[Stored records]
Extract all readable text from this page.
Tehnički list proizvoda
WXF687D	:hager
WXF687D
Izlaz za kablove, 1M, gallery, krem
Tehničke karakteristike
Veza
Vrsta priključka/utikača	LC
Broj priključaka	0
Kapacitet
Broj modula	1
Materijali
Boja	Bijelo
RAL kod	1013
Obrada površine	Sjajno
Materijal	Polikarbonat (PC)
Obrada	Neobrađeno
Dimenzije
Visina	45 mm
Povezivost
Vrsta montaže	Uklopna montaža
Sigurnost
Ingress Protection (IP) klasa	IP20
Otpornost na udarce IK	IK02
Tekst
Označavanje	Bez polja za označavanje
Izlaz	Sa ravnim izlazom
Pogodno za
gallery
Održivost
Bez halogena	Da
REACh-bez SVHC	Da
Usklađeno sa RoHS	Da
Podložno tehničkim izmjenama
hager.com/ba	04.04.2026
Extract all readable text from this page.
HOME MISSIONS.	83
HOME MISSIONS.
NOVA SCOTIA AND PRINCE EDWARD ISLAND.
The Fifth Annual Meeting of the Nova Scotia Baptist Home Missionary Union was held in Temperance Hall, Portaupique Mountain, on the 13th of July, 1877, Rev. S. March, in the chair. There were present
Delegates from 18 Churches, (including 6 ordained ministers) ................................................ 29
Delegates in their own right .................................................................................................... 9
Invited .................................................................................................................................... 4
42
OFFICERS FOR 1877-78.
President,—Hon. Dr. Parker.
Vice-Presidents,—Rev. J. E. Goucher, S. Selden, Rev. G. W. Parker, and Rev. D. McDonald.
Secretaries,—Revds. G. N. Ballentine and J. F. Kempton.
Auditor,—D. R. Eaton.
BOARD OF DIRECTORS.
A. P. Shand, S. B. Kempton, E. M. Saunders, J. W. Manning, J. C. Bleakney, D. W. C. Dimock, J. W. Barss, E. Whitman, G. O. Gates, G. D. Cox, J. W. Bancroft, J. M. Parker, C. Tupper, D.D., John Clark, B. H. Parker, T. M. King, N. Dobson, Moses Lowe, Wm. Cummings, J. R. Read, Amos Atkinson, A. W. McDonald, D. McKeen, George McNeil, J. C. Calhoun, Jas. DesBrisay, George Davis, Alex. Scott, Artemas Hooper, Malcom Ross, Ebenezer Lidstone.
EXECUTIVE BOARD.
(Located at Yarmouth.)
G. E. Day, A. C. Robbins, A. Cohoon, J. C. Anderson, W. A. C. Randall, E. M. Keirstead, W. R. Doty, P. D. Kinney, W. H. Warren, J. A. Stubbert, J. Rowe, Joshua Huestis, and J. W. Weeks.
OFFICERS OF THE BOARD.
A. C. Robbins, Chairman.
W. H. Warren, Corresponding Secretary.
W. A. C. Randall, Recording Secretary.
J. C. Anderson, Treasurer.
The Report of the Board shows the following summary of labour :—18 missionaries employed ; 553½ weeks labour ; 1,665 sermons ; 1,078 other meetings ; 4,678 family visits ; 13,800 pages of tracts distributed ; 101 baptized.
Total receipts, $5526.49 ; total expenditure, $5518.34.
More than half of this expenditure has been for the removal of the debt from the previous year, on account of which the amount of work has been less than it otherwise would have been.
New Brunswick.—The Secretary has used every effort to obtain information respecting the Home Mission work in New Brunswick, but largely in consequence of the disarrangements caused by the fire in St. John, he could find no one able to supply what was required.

### WHAT TO PRODUCE
Print the records above exactly as they appear.

### RESULT OF THE EXERCISE
Extract all readable text from this page.
Tehnički list proizvoda
WXF687D	:hager
WXF687D
Izlaz za kablove, 1M, gallery, krem
Tehničke karakteristike
Veza
Vrsta priključka/utikača	LC
Broj priključaka	0
Kapacitet
Broj modula	1
Materijali
Boja	Bijelo
RAL kod	1013
Obrada površine	Sjajno
Materijal	Polikarbonat (PC)
Obrada	Neobrađeno
Dimenzije
Visina	45 mm
Povezivost
Vrsta montaže	Uklopna montaža
Sigurnost
Ingress Protection (IP) klasa	IP20
Otpornost na udarce IK	IK02
Tekst
Označavanje	Bez polja za označavanje
Izlaz	Sa ravnim izlazom
Pogodno za
gallery
Održivost
Bez halogena	Da
REACh-bez SVHC	Da
Usklađeno sa RoHS	Da
Podložno tehničkim izmjenama
hager.com/ba	04.04.2026
Extract all readable text from this page.
HOME MISSIONS.	83
HOME MISSIONS.
NOVA SCOTIA AND PRINCE EDWARD ISLAND.
The Fifth Annual Meeting of the Nova Scotia Baptist Home Missionary Union was held in Temperance Hall, Portaupique Mountain, on the 13th of July, 1877, Rev. S. March, in the chair. There were present
Delegates from 18 Churches, (including 6 ordained ministers) ................................................ 29
Delegates in their own right .................................................................................................... 9
Invited .................................................................................................................................... 4
42
OFFICERS FOR 1877-78.
President,—Hon. Dr. Parker.
Vice-Presidents,—Rev. J. E. Goucher, S. Selden, Rev. G. W. Parker, and Rev. D. McDonald.
Secretaries,—Revds. G. N. Ballentine and J. F. Kempton.
Auditor,—D. R. Eaton.
BOARD OF DIRECTORS.
A. P. Shand, S. B. Kempton, E. M. Saunders, J. W. Manning, J. C. Bleakney, D. W. C. Dimock, J. W. Barss, E. Whitman, G. O. Gates, G. D. Cox, J. W. Bancroft, J. M. Parker, C. Tupper, D.D., John Clark, B. H. Parker, T. M. King, N. Dobson, Moses Lowe, Wm. Cummings, J. R. Read, Amos Atkinson, A. W. McDonald, D. McKeen, George McNeil, J. C. Calhoun, Jas. DesBrisay, George Davis, Alex. Scott, Artemas Hooper, Malcom Ross, Ebenezer Lidstone.
EXECUTIVE BOARD.
(Located at Yarmouth.)
G. E. Day, A. C. Robbins, A. Cohoon, J. C. Anderson, W. A. C. Randall, E. M. Keirstead, W. R. Doty, P. D. Kinney, W. H. Warren, J. A. Stubbert, J. Rowe, Joshua Huestis, and J. W. Weeks.
OFFICERS OF THE BOARD.
A. C. Robbins, Chairman.
W. H. Warren, Corresponding Secretary.
W. A. C. Randall, Recording Secretary.
J. C. Anderson, Treasurer.
The Report of the Board shows the following summary of labour :—18 missionaries employed ; 553½ weeks labour ; 1,665 sermons ; 1,078 other meetings ; 4,678 family visits ; 13,800 pages of tracts distributed ; 101 baptized.
Total receipts, $5526.49 ; total expenditure, $5518.34.
More than half of this expenditure has been for the removal of the debt from the previous year, on account of which the amount of work has been less than it otherwise would have been.
New Brunswick.—The Secretary has used every effort to obtain information respecting the Home Mission work in New Brunswick, but largely in consequence of the disarrangements caused by the fire in St. John, he could find no one able to supply what was required.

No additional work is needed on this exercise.